Rewrite the listing below, replacing each occurrence of "coastline" with "shoreline" and leaving everything else unchanged.

________________________

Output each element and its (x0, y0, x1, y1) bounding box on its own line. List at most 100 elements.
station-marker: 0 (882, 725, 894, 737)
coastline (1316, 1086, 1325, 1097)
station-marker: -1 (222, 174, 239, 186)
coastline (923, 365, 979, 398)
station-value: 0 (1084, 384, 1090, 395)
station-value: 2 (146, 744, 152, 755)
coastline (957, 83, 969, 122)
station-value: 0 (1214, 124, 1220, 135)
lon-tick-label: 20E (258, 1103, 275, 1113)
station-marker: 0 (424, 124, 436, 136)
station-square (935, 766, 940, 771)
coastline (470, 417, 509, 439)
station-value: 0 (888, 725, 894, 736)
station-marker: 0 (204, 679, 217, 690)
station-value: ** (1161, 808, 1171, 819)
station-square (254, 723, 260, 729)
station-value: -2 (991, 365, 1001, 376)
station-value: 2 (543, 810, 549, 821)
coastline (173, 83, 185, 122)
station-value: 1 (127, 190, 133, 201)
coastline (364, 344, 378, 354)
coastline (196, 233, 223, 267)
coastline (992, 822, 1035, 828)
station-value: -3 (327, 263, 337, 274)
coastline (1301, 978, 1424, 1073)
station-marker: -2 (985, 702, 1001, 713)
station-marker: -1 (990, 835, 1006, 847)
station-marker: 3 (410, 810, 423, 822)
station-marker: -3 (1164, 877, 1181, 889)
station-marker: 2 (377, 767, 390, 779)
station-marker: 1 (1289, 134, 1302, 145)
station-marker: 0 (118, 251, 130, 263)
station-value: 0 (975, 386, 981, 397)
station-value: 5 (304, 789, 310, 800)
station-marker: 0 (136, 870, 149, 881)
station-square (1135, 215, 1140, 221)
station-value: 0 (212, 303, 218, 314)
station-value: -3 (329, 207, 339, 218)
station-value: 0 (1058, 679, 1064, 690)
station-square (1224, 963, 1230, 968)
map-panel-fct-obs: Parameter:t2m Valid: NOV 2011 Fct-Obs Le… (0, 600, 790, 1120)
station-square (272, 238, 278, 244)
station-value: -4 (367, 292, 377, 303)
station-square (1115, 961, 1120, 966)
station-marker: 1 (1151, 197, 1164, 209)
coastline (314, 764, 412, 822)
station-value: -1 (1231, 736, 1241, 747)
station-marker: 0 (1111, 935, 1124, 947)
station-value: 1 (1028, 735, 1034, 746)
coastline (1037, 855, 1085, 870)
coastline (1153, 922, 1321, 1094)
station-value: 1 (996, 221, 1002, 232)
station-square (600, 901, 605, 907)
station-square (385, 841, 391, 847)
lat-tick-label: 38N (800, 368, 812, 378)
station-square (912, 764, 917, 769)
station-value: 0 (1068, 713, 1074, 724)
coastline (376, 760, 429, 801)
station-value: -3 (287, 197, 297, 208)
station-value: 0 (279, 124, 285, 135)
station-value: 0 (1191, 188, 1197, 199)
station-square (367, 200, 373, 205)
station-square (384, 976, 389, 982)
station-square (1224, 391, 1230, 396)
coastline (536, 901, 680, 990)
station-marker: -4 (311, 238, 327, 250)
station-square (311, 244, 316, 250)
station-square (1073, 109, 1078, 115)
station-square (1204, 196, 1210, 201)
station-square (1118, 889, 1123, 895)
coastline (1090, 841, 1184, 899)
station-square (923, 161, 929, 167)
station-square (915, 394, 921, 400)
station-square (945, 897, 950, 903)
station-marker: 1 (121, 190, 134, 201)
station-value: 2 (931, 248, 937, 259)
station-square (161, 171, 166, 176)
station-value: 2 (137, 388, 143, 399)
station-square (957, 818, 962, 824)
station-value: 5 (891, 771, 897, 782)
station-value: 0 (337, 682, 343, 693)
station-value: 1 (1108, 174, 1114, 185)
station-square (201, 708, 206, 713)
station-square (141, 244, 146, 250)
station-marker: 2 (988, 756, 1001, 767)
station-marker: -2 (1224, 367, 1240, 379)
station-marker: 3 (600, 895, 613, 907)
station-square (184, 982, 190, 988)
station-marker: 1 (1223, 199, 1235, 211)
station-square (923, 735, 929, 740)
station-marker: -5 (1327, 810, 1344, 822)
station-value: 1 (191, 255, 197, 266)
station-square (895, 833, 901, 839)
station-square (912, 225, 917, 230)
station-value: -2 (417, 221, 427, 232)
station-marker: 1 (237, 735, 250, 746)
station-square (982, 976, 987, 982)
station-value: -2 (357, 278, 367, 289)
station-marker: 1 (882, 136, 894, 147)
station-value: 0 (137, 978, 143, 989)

________________________

Solution:
Output each element and its (x0, y0, x1, y1) bounding box on its own line. List at most 100 elements.
station-marker: 0 (882, 725, 894, 737)
shoreline (1316, 1086, 1325, 1097)
station-marker: -1 (222, 174, 239, 186)
shoreline (923, 365, 979, 398)
station-value: 0 (1084, 384, 1090, 395)
station-value: 2 (146, 744, 152, 755)
shoreline (957, 83, 969, 122)
station-value: 0 (1214, 124, 1220, 135)
lon-tick-label: 20E (258, 1103, 275, 1113)
station-marker: 0 (424, 124, 436, 136)
station-square (935, 766, 940, 771)
shoreline (470, 417, 509, 439)
station-value: 0 (888, 725, 894, 736)
station-marker: 0 (204, 679, 217, 690)
station-value: ** (1161, 808, 1171, 819)
station-square (254, 723, 260, 729)
station-value: -2 (991, 365, 1001, 376)
station-value: 2 (543, 810, 549, 821)
shoreline (173, 83, 185, 122)
station-value: 1 (127, 190, 133, 201)
shoreline (364, 344, 378, 354)
shoreline (196, 233, 223, 267)
shoreline (992, 822, 1035, 828)
station-value: -3 (327, 263, 337, 274)
shoreline (1301, 978, 1424, 1073)
station-marker: -2 (985, 702, 1001, 713)
station-marker: -1 (990, 835, 1006, 847)
station-marker: 3 (410, 810, 423, 822)
station-marker: -3 (1164, 877, 1181, 889)
station-marker: 2 (377, 767, 390, 779)
station-marker: 1 (1289, 134, 1302, 145)
station-marker: 0 (118, 251, 130, 263)
station-value: 0 (975, 386, 981, 397)
station-value: 5 (304, 789, 310, 800)
station-marker: 0 (136, 870, 149, 881)
station-square (1135, 215, 1140, 221)
station-value: 0 (212, 303, 218, 314)
station-value: -3 (329, 207, 339, 218)
station-value: 0 (1058, 679, 1064, 690)
station-square (1224, 963, 1230, 968)
map-panel-fct-obs: Parameter:t2m Valid: NOV 2011 Fct-Obs Le… (0, 600, 790, 1120)
station-square (272, 238, 278, 244)
station-value: -4 (367, 292, 377, 303)
station-square (1115, 961, 1120, 966)
station-marker: 1 (1151, 197, 1164, 209)
shoreline (314, 764, 412, 822)
station-value: -1 (1231, 736, 1241, 747)
station-marker: 0 (1111, 935, 1124, 947)
station-value: 1 (1028, 735, 1034, 746)
shoreline (1037, 855, 1085, 870)
shoreline (1153, 922, 1321, 1094)
station-value: 1 (996, 221, 1002, 232)
station-square (600, 901, 605, 907)
station-square (385, 841, 391, 847)
lat-tick-label: 38N (800, 368, 812, 378)
station-square (912, 764, 917, 769)
station-value: 0 (1068, 713, 1074, 724)
shoreline (376, 760, 429, 801)
station-value: -3 (287, 197, 297, 208)
station-value: 0 (279, 124, 285, 135)
station-value: 0 (1191, 188, 1197, 199)
station-square (367, 200, 373, 205)
station-square (384, 976, 389, 982)
station-square (1224, 391, 1230, 396)
shoreline (536, 901, 680, 990)
station-marker: -4 (311, 238, 327, 250)
station-square (311, 244, 316, 250)
station-square (1073, 109, 1078, 115)
station-square (1204, 196, 1210, 201)
station-square (1118, 889, 1123, 895)
shoreline (1090, 841, 1184, 899)
station-square (923, 161, 929, 167)
station-square (915, 394, 921, 400)
station-square (945, 897, 950, 903)
station-marker: 1 (121, 190, 134, 201)
station-value: 2 (931, 248, 937, 259)
station-square (161, 171, 166, 176)
station-value: 2 (137, 388, 143, 399)
station-square (957, 818, 962, 824)
station-value: 5 (891, 771, 897, 782)
station-value: 0 (337, 682, 343, 693)
station-value: 1 (1108, 174, 1114, 185)
station-square (201, 708, 206, 713)
station-square (141, 244, 146, 250)
station-marker: 2 (988, 756, 1001, 767)
station-marker: -2 (1224, 367, 1240, 379)
station-marker: 3 (600, 895, 613, 907)
station-square (184, 982, 190, 988)
station-marker: 1 (1223, 199, 1235, 211)
station-square (923, 735, 929, 740)
station-marker: -5 (1327, 810, 1344, 822)
station-value: 1 (191, 255, 197, 266)
station-square (895, 833, 901, 839)
station-square (912, 225, 917, 230)
station-value: -2 (417, 221, 427, 232)
station-marker: 1 (237, 735, 250, 746)
station-square (982, 976, 987, 982)
station-value: -2 (357, 278, 367, 289)
station-marker: 1 (882, 136, 894, 147)
station-value: 0 (137, 978, 143, 989)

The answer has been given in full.